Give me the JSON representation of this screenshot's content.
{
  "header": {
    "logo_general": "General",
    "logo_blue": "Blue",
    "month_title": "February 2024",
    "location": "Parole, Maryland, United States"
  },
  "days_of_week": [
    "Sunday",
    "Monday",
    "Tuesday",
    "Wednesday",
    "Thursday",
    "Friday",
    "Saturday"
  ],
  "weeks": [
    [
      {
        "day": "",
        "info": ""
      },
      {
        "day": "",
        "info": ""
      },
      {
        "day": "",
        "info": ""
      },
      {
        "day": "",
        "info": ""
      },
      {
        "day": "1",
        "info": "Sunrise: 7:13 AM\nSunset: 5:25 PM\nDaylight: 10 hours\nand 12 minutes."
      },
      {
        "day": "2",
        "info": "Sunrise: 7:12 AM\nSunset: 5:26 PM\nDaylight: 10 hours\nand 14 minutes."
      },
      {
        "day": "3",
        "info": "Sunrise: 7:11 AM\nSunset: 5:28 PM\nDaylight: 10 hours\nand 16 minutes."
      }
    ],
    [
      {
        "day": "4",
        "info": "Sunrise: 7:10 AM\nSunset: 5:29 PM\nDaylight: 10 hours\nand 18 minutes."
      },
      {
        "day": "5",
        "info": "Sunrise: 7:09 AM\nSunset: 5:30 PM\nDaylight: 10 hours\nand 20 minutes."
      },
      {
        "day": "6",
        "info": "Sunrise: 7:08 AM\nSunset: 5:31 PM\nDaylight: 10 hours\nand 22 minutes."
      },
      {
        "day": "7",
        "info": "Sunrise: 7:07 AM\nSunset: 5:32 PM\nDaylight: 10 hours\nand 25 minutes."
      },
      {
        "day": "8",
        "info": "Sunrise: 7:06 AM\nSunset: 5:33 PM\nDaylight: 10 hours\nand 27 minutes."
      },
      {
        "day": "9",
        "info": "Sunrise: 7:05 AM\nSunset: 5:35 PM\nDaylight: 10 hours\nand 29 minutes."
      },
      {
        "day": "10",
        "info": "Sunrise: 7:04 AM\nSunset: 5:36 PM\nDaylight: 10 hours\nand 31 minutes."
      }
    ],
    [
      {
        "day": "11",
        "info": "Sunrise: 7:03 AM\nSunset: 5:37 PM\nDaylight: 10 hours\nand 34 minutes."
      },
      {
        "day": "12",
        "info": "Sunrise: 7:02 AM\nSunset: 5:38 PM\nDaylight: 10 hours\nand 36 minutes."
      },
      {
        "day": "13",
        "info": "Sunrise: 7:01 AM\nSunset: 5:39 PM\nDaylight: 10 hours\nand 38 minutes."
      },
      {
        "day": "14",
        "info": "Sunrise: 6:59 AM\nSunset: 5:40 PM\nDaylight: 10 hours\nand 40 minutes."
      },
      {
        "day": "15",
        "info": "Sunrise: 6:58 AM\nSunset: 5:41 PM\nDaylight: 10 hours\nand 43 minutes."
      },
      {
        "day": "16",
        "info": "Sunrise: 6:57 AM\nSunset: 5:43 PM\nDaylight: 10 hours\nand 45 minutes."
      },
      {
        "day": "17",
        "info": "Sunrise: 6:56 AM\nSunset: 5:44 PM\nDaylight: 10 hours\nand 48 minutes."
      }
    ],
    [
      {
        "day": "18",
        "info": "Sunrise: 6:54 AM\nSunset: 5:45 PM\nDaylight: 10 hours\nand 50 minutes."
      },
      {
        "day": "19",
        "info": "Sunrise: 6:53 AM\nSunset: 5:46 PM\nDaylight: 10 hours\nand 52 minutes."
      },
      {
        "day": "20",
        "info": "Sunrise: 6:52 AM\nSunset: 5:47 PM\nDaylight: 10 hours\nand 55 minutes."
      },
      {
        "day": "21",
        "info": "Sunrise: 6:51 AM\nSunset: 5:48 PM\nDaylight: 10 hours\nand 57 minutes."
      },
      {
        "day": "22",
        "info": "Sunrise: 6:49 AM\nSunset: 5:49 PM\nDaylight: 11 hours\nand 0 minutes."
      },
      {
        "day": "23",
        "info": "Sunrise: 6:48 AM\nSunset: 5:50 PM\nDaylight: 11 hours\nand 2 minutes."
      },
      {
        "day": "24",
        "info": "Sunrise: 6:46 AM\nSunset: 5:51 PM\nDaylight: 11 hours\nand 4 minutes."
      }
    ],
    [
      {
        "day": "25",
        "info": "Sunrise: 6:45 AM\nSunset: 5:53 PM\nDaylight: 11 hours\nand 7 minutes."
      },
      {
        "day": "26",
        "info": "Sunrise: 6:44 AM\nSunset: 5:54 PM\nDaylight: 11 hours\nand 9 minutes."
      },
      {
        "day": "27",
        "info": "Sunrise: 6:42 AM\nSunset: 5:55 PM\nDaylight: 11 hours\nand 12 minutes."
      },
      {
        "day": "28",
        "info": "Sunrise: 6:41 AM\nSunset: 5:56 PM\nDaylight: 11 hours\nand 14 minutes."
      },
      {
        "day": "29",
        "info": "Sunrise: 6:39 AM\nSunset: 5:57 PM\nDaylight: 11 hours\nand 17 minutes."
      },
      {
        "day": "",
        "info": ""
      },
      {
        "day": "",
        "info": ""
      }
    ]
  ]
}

-.-.-

Written instruction: Restate each record word for word.

Answer to this task:
Give me the JSON representation of this screenshot's content.
{
  "header": {
    "logo_general": "General",
    "logo_blue": "Blue",
    "month_title": "February 2024",
    "location": "Parole, Maryland, United States"
  },
  "days_of_week": [
    "Sunday",
    "Monday",
    "Tuesday",
    "Wednesday",
    "Thursday",
    "Friday",
    "Saturday"
  ],
  "weeks": [
    [
      {
        "day": "",
        "info": ""
      },
      {
        "day": "",
        "info": ""
      },
      {
        "day": "",
        "info": ""
      },
      {
        "day": "",
        "info": ""
      },
      {
        "day": "1",
        "info": "Sunrise: 7:13 AM\nSunset: 5:25 PM\nDaylight: 10 hours\nand 12 minutes."
      },
      {
        "day": "2",
        "info": "Sunrise: 7:12 AM\nSunset: 5:26 PM\nDaylight: 10 hours\nand 14 minutes."
      },
      {
        "day": "3",
        "info": "Sunrise: 7:11 AM\nSunset: 5:28 PM\nDaylight: 10 hours\nand 16 minutes."
      }
    ],
    [
      {
        "day": "4",
        "info": "Sunrise: 7:10 AM\nSunset: 5:29 PM\nDaylight: 10 hours\nand 18 minutes."
      },
      {
        "day": "5",
        "info": "Sunrise: 7:09 AM\nSunset: 5:30 PM\nDaylight: 10 hours\nand 20 minutes."
      },
      {
        "day": "6",
        "info": "Sunrise: 7:08 AM\nSunset: 5:31 PM\nDaylight: 10 hours\nand 22 minutes."
      },
      {
        "day": "7",
        "info": "Sunrise: 7:07 AM\nSunset: 5:32 PM\nDaylight: 10 hours\nand 25 minutes."
      },
      {
        "day": "8",
        "info": "Sunrise: 7:06 AM\nSunset: 5:33 PM\nDaylight: 10 hours\nand 27 minutes."
      },
      {
        "day": "9",
        "info": "Sunrise: 7:05 AM\nSunset: 5:35 PM\nDaylight: 10 hours\nand 29 minutes."
      },
      {
        "day": "10",
        "info": "Sunrise: 7:04 AM\nSunset: 5:36 PM\nDaylight: 10 hours\nand 31 minutes."
      }
    ],
    [
      {
        "day": "11",
        "info": "Sunrise: 7:03 AM\nSunset: 5:37 PM\nDaylight: 10 hours\nand 34 minutes."
      },
      {
        "day": "12",
        "info": "Sunrise: 7:02 AM\nSunset: 5:38 PM\nDaylight: 10 hours\nand 36 minutes."
      },
      {
        "day": "13",
        "info": "Sunrise: 7:01 AM\nSunset: 5:39 PM\nDaylight: 10 hours\nand 38 minutes."
      },
      {
        "day": "14",
        "info": "Sunrise: 6:59 AM\nSunset: 5:40 PM\nDaylight: 10 hours\nand 40 minutes."
      },
      {
        "day": "15",
        "info": "Sunrise: 6:58 AM\nSunset: 5:41 PM\nDaylight: 10 hours\nand 43 minutes."
      },
      {
        "day": "16",
        "info": "Sunrise: 6:57 AM\nSunset: 5:43 PM\nDaylight: 10 hours\nand 45 minutes."
      },
      {
        "day": "17",
        "info": "Sunrise: 6:56 AM\nSunset: 5:44 PM\nDaylight: 10 hours\nand 48 minutes."
      }
    ],
    [
      {
        "day": "18",
        "info": "Sunrise: 6:54 AM\nSunset: 5:45 PM\nDaylight: 10 hours\nand 50 minutes."
      },
      {
        "day": "19",
        "info": "Sunrise: 6:53 AM\nSunset: 5:46 PM\nDaylight: 10 hours\nand 52 minutes."
      },
      {
        "day": "20",
        "info": "Sunrise: 6:52 AM\nSunset: 5:47 PM\nDaylight: 10 hours\nand 55 minutes."
      },
      {
        "day": "21",
        "info": "Sunrise: 6:51 AM\nSunset: 5:48 PM\nDaylight: 10 hours\nand 57 minutes."
      },
      {
        "day": "22",
        "info": "Sunrise: 6:49 AM\nSunset: 5:49 PM\nDaylight: 11 hours\nand 0 minutes."
      },
      {
        "day": "23",
        "info": "Sunrise: 6:48 AM\nSunset: 5:50 PM\nDaylight: 11 hours\nand 2 minutes."
      },
      {
        "day": "24",
        "info": "Sunrise: 6:46 AM\nSunset: 5:51 PM\nDaylight: 11 hours\nand 4 minutes."
      }
    ],
    [
      {
        "day": "25",
        "info": "Sunrise: 6:45 AM\nSunset: 5:53 PM\nDaylight: 11 hours\nand 7 minutes."
      },
      {
        "day": "26",
        "info": "Sunrise: 6:44 AM\nSunset: 5:54 PM\nDaylight: 11 hours\nand 9 minutes."
      },
      {
        "day": "27",
        "info": "Sunrise: 6:42 AM\nSunset: 5:55 PM\nDaylight: 11 hours\nand 12 minutes."
      },
      {
        "day": "28",
        "info": "Sunrise: 6:41 AM\nSunset: 5:56 PM\nDaylight: 11 hours\nand 14 minutes."
      },
      {
        "day": "29",
        "info": "Sunrise: 6:39 AM\nSunset: 5:57 PM\nDaylight: 11 hours\nand 17 minutes."
      },
      {
        "day": "",
        "info": ""
      },
      {
        "day": "",
        "info": ""
      }
    ]
  ]
}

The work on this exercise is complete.